Requirements
Bring together all lines of the material below that contain the string "megfelelő".

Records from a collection
>> begin

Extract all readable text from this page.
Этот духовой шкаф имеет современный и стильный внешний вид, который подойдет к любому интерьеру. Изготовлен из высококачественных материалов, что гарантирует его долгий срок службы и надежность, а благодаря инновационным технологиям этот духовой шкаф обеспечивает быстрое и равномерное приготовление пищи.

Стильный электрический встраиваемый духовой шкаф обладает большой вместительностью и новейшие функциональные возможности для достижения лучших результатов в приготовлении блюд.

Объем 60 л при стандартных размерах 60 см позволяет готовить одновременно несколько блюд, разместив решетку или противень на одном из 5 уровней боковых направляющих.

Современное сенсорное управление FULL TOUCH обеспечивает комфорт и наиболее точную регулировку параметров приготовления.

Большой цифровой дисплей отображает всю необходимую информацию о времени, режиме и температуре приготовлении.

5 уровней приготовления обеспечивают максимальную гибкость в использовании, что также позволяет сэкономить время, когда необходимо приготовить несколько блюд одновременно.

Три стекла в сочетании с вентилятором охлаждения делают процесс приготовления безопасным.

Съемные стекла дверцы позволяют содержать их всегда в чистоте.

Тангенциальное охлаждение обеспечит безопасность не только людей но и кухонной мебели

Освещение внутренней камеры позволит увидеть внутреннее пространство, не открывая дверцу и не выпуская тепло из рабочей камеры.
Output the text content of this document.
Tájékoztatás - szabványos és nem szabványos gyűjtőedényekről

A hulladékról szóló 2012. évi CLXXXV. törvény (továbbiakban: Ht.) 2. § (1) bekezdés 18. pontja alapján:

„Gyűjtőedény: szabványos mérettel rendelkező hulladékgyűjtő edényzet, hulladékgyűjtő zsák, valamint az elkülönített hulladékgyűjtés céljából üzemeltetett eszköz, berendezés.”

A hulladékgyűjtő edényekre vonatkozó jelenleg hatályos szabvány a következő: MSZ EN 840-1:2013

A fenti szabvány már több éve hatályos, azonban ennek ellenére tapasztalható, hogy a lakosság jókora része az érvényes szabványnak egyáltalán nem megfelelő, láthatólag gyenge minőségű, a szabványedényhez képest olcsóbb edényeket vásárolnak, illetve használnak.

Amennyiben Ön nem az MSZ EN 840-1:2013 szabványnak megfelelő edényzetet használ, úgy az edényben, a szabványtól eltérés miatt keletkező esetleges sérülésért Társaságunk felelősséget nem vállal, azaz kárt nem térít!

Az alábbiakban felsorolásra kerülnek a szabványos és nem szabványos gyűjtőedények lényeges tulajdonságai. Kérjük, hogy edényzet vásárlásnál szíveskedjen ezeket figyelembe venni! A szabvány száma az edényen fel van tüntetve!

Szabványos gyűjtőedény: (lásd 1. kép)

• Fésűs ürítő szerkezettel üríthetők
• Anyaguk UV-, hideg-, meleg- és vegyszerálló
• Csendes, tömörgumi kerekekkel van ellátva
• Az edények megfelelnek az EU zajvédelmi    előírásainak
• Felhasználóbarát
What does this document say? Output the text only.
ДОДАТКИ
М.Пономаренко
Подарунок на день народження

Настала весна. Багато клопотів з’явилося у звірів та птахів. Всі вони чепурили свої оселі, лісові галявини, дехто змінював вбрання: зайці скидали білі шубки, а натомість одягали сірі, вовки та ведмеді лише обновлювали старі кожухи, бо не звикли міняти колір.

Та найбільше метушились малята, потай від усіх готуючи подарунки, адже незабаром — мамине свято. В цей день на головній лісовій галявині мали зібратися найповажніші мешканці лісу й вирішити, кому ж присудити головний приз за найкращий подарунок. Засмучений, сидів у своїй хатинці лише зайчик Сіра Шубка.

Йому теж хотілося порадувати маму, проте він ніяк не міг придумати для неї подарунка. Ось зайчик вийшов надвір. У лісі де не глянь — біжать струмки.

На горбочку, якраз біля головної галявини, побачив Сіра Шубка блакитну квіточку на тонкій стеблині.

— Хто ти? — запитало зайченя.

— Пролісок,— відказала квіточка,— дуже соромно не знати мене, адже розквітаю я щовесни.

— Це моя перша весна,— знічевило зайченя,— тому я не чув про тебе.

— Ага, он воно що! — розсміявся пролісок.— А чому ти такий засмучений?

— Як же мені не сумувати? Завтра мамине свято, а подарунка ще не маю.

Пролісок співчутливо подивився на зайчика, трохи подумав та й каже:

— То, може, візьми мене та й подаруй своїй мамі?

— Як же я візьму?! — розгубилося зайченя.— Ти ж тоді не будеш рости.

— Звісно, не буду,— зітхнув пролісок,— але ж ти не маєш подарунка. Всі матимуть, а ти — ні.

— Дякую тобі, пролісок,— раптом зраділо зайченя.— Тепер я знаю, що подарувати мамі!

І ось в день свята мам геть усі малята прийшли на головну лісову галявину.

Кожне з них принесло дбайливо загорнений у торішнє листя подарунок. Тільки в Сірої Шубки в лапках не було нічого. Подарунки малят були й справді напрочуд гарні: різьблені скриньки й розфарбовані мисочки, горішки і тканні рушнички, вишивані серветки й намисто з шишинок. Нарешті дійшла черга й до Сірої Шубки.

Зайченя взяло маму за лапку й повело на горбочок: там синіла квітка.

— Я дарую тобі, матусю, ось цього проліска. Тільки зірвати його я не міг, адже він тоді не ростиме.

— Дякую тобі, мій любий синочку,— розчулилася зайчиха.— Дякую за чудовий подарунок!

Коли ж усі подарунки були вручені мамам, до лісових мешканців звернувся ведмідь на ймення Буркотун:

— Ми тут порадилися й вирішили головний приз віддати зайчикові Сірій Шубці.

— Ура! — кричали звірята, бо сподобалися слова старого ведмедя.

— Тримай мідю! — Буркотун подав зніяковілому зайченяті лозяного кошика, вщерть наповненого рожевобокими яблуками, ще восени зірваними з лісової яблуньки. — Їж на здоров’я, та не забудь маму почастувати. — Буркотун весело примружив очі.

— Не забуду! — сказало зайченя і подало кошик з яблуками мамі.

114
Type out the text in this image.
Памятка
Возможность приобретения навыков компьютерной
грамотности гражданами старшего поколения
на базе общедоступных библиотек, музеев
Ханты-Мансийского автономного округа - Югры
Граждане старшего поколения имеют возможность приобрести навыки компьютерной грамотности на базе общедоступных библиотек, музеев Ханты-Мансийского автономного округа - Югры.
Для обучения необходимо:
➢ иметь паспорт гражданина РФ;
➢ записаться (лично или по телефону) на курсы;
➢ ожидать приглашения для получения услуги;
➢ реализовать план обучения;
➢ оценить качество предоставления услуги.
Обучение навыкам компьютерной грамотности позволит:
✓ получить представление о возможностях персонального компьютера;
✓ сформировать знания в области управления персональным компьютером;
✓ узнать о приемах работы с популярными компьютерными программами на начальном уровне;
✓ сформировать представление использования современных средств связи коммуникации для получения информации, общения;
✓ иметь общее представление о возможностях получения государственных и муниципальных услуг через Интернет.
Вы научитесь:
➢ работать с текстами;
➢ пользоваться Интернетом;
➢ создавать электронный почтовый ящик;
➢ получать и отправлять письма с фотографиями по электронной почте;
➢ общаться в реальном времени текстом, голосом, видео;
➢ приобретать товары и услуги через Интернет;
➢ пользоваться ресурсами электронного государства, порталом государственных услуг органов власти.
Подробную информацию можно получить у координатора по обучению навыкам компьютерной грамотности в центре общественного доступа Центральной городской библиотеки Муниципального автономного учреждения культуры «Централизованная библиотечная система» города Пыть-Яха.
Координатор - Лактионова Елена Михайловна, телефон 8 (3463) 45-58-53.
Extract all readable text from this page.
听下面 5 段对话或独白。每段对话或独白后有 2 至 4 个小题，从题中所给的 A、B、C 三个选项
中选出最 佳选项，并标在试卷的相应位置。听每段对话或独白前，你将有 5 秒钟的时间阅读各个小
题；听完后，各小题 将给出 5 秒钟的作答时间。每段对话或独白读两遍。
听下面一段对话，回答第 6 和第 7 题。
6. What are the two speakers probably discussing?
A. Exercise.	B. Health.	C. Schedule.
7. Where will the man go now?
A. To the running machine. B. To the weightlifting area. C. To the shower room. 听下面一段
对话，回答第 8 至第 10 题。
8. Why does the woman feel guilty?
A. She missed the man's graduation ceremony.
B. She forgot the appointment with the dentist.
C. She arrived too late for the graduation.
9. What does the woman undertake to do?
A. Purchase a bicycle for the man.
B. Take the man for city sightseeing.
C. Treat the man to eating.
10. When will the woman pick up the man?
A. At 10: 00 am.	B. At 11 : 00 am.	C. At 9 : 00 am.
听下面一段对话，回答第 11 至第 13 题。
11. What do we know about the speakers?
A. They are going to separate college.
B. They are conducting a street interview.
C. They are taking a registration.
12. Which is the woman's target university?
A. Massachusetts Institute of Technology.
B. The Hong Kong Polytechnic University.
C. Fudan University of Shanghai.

>> end

Solution
A fenti szabvány már több éve hatályos, azonban ennek ellenére tapasztalható, hogy a lakosság jókora része az érvényes szabványnak egyáltalán nem megfelelő, láthatólag gyenge minőségű, a szabványedényhez képest olcsóbb edényeket vásárolnak, illetve használnak.
Amennyiben Ön nem az MSZ EN 840-1:2013 szabványnak megfelelő edényzetet használ, úgy az edényben, a szabványtól eltérés miatt keletkező esetleges sérülésért Társaságunk felelősséget nem vállal, azaz kárt nem térít!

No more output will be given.